[Task to carry out]
Determine the number of lines that have the string "مائة" in them, and give only that number.

··· Entries shown

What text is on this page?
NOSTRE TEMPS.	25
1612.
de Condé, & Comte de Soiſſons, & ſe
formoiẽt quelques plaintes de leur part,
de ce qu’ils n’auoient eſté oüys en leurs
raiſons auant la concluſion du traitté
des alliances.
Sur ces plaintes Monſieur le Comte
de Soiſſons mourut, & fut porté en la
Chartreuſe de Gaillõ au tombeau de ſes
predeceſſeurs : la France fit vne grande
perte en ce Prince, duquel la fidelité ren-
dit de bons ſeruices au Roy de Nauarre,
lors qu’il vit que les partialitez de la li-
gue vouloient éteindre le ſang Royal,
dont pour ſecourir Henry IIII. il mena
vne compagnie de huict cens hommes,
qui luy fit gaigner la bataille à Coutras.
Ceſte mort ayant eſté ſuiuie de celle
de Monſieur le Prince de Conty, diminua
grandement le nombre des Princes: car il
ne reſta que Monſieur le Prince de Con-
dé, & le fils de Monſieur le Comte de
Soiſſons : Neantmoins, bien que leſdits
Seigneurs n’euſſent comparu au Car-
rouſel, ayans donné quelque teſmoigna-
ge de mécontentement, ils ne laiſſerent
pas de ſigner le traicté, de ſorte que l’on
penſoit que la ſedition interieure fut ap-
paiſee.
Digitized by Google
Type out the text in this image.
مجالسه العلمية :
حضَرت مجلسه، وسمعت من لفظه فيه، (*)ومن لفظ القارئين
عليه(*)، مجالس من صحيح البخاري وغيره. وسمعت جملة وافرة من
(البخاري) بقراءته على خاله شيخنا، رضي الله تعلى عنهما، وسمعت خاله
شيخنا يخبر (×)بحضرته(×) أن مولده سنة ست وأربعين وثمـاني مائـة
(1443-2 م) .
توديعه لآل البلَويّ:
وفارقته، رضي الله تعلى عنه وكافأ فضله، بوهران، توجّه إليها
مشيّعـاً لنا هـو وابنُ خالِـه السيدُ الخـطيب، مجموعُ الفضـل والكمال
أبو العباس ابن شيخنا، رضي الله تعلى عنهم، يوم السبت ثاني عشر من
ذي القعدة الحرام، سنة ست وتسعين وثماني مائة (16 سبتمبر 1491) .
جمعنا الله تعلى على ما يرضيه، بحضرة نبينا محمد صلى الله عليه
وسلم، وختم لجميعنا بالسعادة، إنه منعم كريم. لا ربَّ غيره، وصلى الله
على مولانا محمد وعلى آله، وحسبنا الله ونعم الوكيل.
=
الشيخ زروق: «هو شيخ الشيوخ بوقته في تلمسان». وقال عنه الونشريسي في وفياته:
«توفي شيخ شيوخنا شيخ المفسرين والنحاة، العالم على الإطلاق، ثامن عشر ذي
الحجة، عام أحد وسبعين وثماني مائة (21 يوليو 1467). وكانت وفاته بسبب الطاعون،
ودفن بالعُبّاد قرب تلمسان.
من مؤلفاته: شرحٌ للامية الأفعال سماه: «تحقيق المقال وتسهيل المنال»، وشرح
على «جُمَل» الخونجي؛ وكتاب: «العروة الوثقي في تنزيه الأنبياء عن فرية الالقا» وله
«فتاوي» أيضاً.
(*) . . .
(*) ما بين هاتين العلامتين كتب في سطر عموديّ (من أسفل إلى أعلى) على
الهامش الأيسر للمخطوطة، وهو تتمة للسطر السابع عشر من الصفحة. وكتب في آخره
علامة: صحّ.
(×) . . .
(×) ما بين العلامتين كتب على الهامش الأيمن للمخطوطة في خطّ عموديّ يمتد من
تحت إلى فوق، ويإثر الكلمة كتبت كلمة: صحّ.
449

······

[Answer to this task]
2